Short task => Copy each line of the entries that contains the word "they".

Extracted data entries
-*-
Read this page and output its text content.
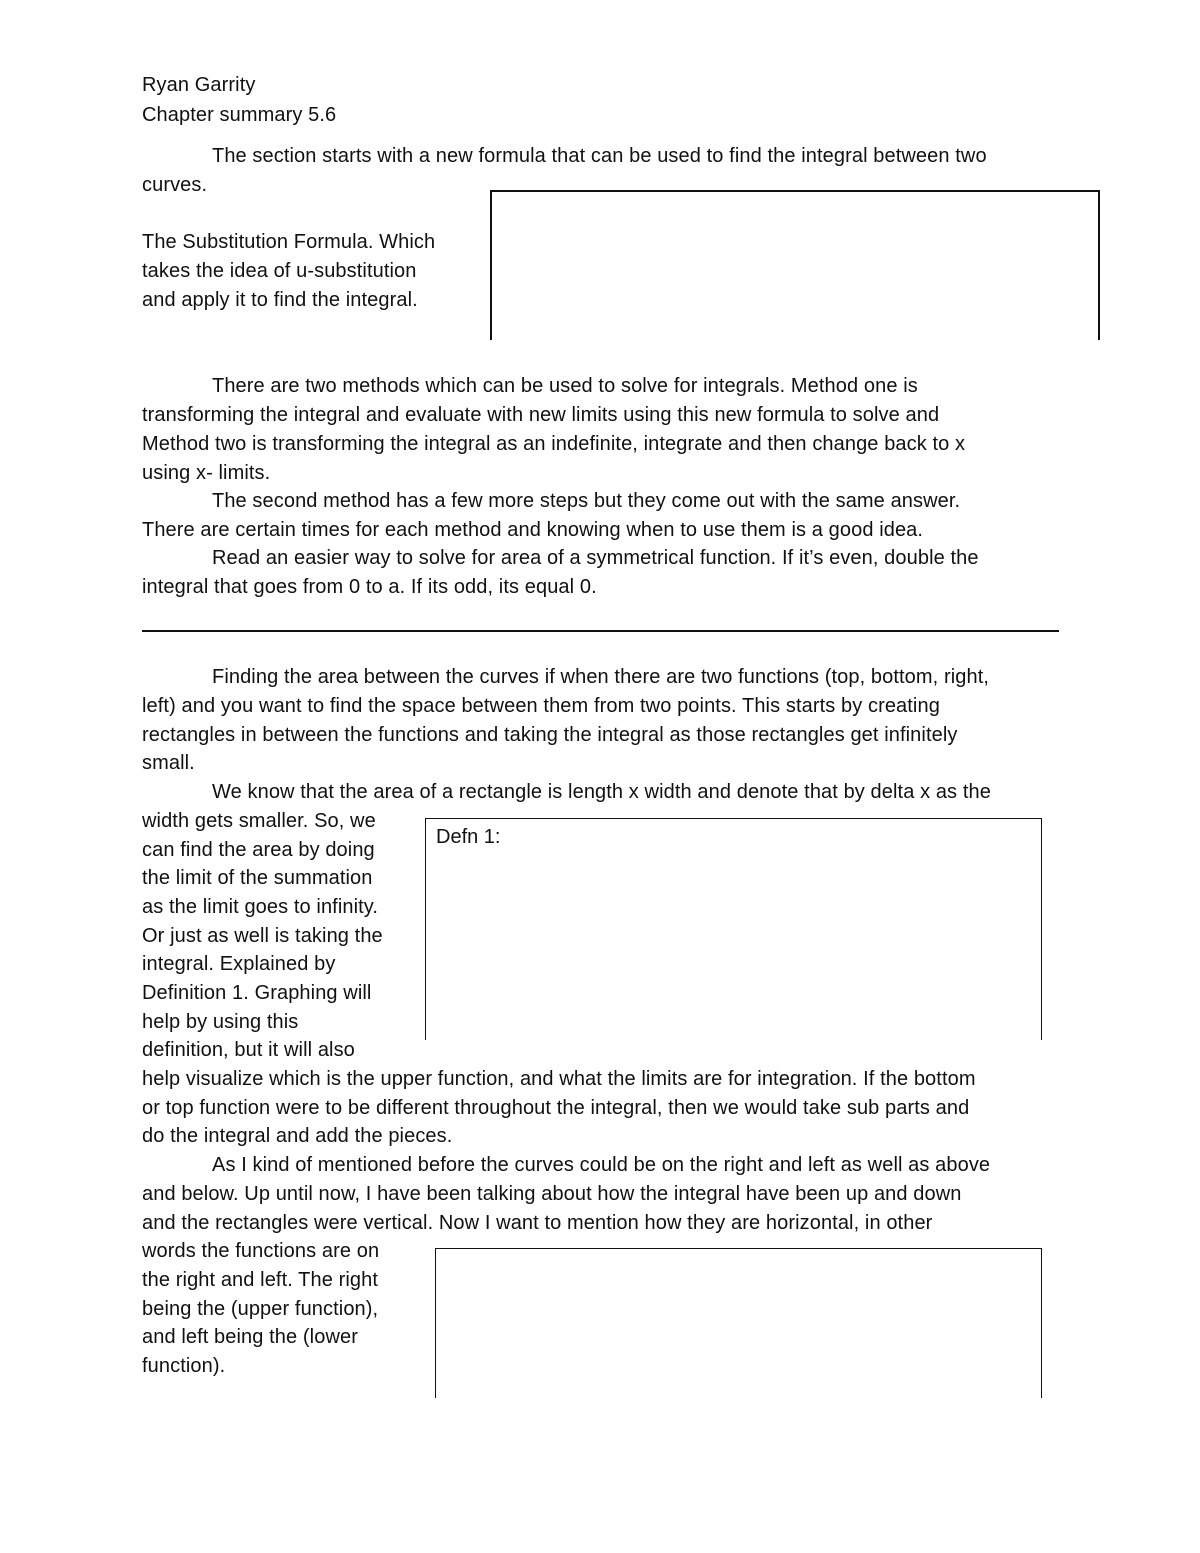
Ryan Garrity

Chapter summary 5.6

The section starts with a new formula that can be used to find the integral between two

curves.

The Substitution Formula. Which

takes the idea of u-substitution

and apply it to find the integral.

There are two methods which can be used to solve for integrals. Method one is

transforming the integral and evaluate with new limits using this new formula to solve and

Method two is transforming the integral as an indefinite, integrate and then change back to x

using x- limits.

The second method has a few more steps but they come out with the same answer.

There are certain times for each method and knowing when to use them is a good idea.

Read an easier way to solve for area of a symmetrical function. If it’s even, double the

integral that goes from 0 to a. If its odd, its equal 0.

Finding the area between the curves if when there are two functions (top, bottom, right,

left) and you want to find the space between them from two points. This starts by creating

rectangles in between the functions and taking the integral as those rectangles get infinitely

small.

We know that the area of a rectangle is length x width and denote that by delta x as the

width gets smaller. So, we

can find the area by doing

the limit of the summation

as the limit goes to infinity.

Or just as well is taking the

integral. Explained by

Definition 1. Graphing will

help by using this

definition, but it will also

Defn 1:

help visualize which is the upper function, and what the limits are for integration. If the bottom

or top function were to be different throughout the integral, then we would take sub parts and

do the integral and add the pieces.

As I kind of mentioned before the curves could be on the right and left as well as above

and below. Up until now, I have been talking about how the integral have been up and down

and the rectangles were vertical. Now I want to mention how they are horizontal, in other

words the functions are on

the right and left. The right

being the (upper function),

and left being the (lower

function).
-*-
The completed task =>
The second method has a few more steps but they come out with the same answer.
and the rectangles were vertical. Now I want to mention how they are horizontal, in other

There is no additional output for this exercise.